**Selected text**.
-- START --

Horne: Look, ideally you would want a commander in chief who is centering the humanity of people who are going to be impacted by war when he or she is thinking about whether or not to send U.S. troops into battle. And that goes for not just those troops and their families and all American citizens, but also thinking about the civilians on the ground who are going to be impacted by American strikes or American military action.
You ideally, as a national security professional, try to avoid war—war is the last resort that you would go to. And so yes, it is very chilling to hear this White House talking about war as if it is a game to be won, when in fact it is not. You should not relish the idea of unleashing hell on the people that will experience it. That is upsetting to hear, certainly.
Sargent: Well, that brings us to the next topic here, which is NBC News is reporting—it’s amazing stuff—it describes how Trump gets briefed on the war. Every day since it started, U.S. military officials produce a video compilation that shows the biggest and most successful strikes on Iran over the previous 48 hours, according to NBC.
This is from current U.S. officials who seem to have leaked this to NBC. One official describes this as video of “stuff blowing up.” Now, Trump does get briefings from other sources, to be fair, but according to those officials, there’s concern among Trump’s own allies that he isn’t getting the full picture of what’s going on. Emily, you’ve been inside this process before. What do you make of that reporting?

-- END --

**What you need to do**.
1. According to the interview transcript, what does the daily video compilation made by U.S. military officials show?
2. Pick up the interview transcript after its final question and continue it.

**Recorded data**.
-- START --

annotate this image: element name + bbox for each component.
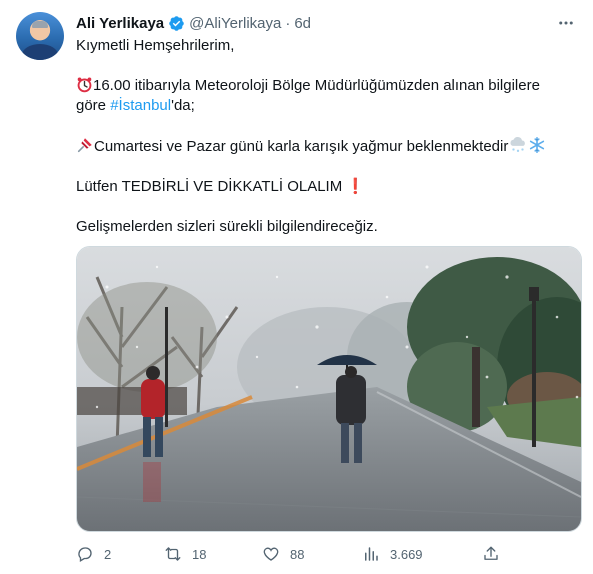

-- END --

**Results of the exercise**.
1. It shows the biggest and most successful strikes on Iran over the previous 48 hours.

2.
Horne: So this is a wild story and I think everyone should read it—and they should also understand what it is they’re reading. And I’m going to tell you my little conspiracy theory about this story. I think this story is a White House plant. And here’s why I think that. There are always a couple of tells that you can kind of look at. One tell that I always look for as a communications professional is if there’s a round dateline, then that means that this story was written ahead of time—you know you’ve kind of gotten an exclusive, you’re not trying to race the competition for it and push it out as soon as it’s ready. So you can preload it into your CMS and have everyone vet it, and then it pops early in the morning—5 a.m. in this case, on the dot—and then it drives the day. That says to me that the communications team, or someone, planned this story. They seeded it.
You’ve got multiple sources, both current and former, who are all singing from the same sheet of music—which says to me, again, this is coordinated. This is a plan. So what does that tell us? That tells us that even though this is a story that on a casual read looks kind of embarrassing for the president—and is, I think, being treated as such on social media, like the president of the United States needs a greatest-hits compilation of CENTCOM strikes in order to understand how the war is going—I understand that reaction.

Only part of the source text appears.